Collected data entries
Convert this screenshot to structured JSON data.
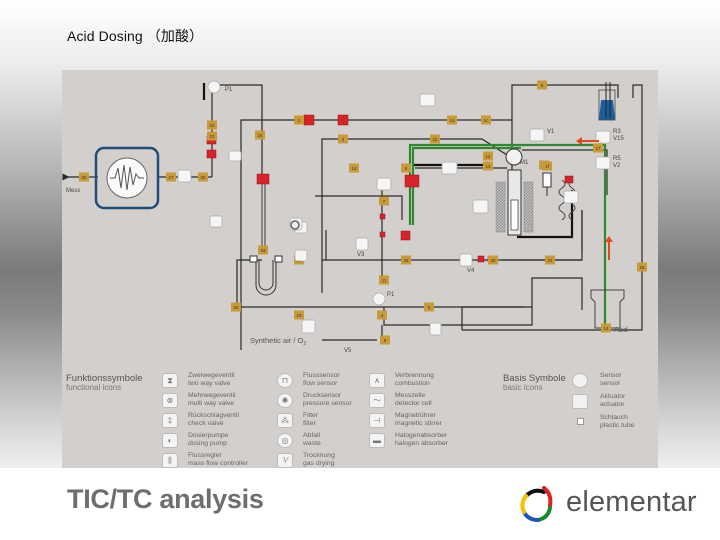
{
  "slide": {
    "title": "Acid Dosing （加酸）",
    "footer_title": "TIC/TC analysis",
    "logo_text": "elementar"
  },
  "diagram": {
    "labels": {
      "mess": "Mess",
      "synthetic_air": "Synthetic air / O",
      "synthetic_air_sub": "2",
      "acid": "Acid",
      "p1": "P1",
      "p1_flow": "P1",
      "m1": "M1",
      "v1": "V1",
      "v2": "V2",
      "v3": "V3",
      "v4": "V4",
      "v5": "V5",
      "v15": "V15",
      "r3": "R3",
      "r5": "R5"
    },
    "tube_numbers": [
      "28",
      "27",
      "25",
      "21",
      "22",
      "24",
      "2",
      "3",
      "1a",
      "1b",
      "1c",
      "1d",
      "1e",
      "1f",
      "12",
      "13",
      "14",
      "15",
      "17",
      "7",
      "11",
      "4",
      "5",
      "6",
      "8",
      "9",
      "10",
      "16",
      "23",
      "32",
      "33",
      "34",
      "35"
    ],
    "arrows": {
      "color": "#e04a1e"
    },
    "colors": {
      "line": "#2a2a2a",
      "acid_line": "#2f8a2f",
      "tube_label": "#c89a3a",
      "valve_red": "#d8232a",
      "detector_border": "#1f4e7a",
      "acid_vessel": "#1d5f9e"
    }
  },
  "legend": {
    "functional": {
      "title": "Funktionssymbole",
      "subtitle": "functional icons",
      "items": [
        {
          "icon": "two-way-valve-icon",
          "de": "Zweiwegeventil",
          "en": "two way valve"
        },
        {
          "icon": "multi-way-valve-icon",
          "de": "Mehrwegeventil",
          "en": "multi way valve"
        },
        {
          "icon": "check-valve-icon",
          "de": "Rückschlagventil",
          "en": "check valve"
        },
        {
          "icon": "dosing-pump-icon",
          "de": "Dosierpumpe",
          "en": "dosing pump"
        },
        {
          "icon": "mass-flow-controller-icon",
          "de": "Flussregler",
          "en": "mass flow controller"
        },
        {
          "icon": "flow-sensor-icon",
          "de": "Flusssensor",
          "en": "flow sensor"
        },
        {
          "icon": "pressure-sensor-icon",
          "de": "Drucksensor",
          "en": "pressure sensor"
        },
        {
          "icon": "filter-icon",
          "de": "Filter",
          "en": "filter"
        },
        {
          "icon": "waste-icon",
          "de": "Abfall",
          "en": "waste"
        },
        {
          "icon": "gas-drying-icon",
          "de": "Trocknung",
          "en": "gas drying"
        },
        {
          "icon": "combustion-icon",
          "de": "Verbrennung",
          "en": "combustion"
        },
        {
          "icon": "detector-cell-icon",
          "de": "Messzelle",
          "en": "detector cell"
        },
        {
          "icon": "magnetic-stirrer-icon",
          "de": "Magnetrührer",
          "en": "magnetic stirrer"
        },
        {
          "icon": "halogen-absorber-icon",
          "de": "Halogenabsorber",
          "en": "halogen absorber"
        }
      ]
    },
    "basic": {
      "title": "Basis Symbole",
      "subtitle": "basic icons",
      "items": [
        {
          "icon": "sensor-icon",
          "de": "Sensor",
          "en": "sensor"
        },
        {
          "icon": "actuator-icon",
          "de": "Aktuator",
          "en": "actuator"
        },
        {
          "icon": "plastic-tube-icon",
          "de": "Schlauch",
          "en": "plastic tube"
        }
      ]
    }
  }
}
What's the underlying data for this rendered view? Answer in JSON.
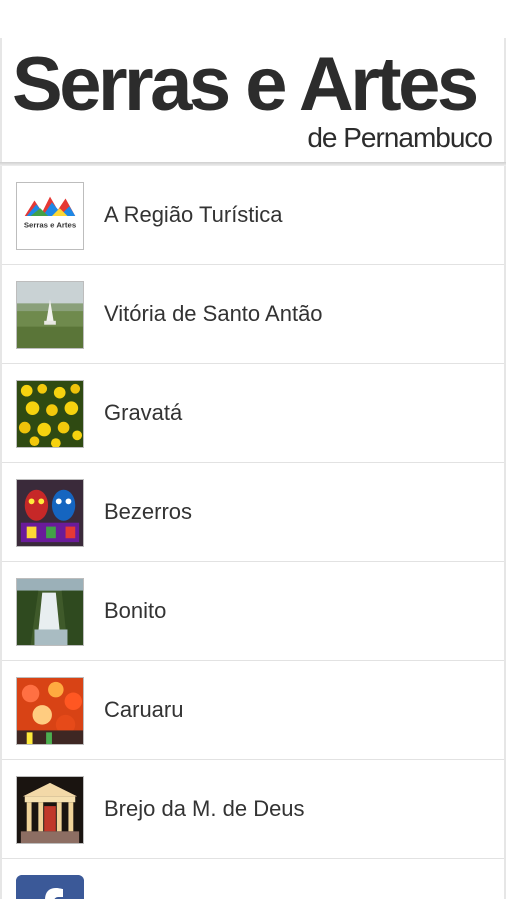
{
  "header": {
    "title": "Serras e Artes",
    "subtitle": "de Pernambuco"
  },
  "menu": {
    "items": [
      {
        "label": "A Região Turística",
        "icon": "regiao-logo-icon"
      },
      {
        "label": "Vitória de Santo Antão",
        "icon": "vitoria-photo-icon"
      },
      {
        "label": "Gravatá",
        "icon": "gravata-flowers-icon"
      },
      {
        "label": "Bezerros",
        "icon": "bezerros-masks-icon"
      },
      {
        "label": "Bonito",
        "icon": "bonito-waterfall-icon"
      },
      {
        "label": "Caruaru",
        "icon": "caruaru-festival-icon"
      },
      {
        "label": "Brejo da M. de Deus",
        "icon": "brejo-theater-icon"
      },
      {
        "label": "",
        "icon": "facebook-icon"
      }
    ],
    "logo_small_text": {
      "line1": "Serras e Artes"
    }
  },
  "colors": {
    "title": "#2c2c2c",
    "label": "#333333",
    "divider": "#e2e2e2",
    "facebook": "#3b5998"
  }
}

• **Given task**:
The pictures stay out; repeat exactly the lines from the one with "What's the underlying" to the end of the entries above, and nothing else.

• **Problem solution**:
What's the underlying data for this rendered view? Answer in JSON.
{
  "header": {
    "title": "Serras e Artes",
    "subtitle": "de Pernambuco"
  },
  "menu": {
    "items": [
      {
        "label": "A Região Turística",
        "icon": "regiao-logo-icon"
      },
      {
        "label": "Vitória de Santo Antão",
        "icon": "vitoria-photo-icon"
      },
      {
        "label": "Gravatá",
        "icon": "gravata-flowers-icon"
      },
      {
        "label": "Bezerros",
        "icon": "bezerros-masks-icon"
      },
      {
        "label": "Bonito",
        "icon": "bonito-waterfall-icon"
      },
      {
        "label": "Caruaru",
        "icon": "caruaru-festival-icon"
      },
      {
        "label": "Brejo da M. de Deus",
        "icon": "brejo-theater-icon"
      },
      {
        "label": "",
        "icon": "facebook-icon"
      }
    ],
    "logo_small_text": {
      "line1": "Serras e Artes"
    }
  },
  "colors": {
    "title": "#2c2c2c",
    "label": "#333333",
    "divider": "#e2e2e2",
    "facebook": "#3b5998"
  }
}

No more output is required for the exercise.